Repeat the full listing below verbatim and keep the images out.
═════ THE RECORDS ═════
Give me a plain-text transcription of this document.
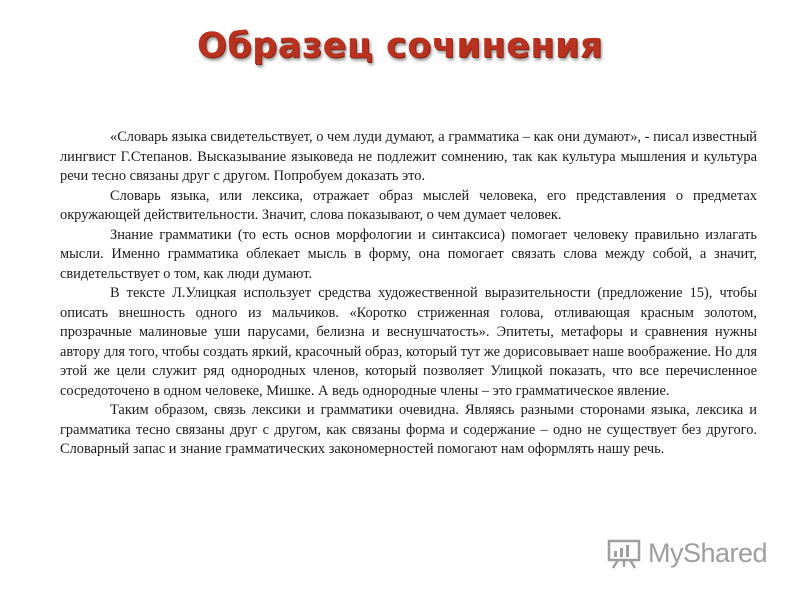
Образец сочинения

«Словарь языка свидетельствует, о чем луди думают, а грамматика – как они думают», - писал известный лингвист Г.Степанов. Высказывание языковеда не подлежит сомнению, так как культура мышления и культура речи тесно связаны друг с другом. Попробуем доказать это.

Словарь языка, или лексика, отражает образ мыслей человека, его представления о предметах окружающей действительности. Значит, слова показывают, о чем думает человек.

Знание грамматики (то есть основ морфологии и синтаксиса) помогает человеку правильно излагать мысли. Именно грамматика облекает мысль в форму, она помогает связать слова между собой, а значит, свидетельствует о том, как люди думают.

В тексте Л.Улицкая использует средства художественной выразительности (предложение 15), чтобы описать внешность одного из мальчиков. «Коротко стриженная голова, отливающая красным золотом, прозрачные малиновые уши парусами, белизна и веснушчатость». Эпитеты, метафоры и сравнения нужны автору для того, чтобы создать яркий, красочный образ, который тут же дорисовывает наше воображение. Но для этой же цели служит ряд однородных членов, который позволяет Улицкой показать, что все перечисленное сосредоточено в одном человеке, Мишке. А ведь однородные члены – это грамматическое явление.

Таким образом, связь лексики и грамматики очевидна. Являясь разными сторонами языка, лексика и грамматика тесно связаны друг с другом, как связаны форма и содержание – одно не существует без другого. Словарный запас и знание грамматических закономерностей помогают нам оформлять нашу речь.

MyShared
═════
> **COMPLETED EXERCISE**:
Give me a plain-text transcription of this document.
Образец сочинения

«Словарь языка свидетельствует, о чем луди думают, а грамматика – как они думают», - писал известный лингвист Г.Степанов. Высказывание языковеда не подлежит сомнению, так как культура мышления и культура речи тесно связаны друг с другом. Попробуем доказать это.

Словарь языка, или лексика, отражает образ мыслей человека, его представления о предметах окружающей действительности. Значит, слова показывают, о чем думает человек.

Знание грамматики (то есть основ морфологии и синтаксиса) помогает человеку правильно излагать мысли. Именно грамматика облекает мысль в форму, она помогает связать слова между собой, а значит, свидетельствует о том, как люди думают.

В тексте Л.Улицкая использует средства художественной выразительности (предложение 15), чтобы описать внешность одного из мальчиков. «Коротко стриженная голова, отливающая красным золотом, прозрачные малиновые уши парусами, белизна и веснушчатость». Эпитеты, метафоры и сравнения нужны автору для того, чтобы создать яркий, красочный образ, который тут же дорисовывает наше воображение. Но для этой же цели служит ряд однородных членов, который позволяет Улицкой показать, что все перечисленное сосредоточено в одном человеке, Мишке. А ведь однородные члены – это грамматическое явление.

Таким образом, связь лексики и грамматики очевидна. Являясь разными сторонами языка, лексика и грамматика тесно связаны друг с другом, как связаны форма и содержание – одно не существует без другого. Словарный запас и знание грамматических закономерностей помогают нам оформлять нашу речь.

MyShared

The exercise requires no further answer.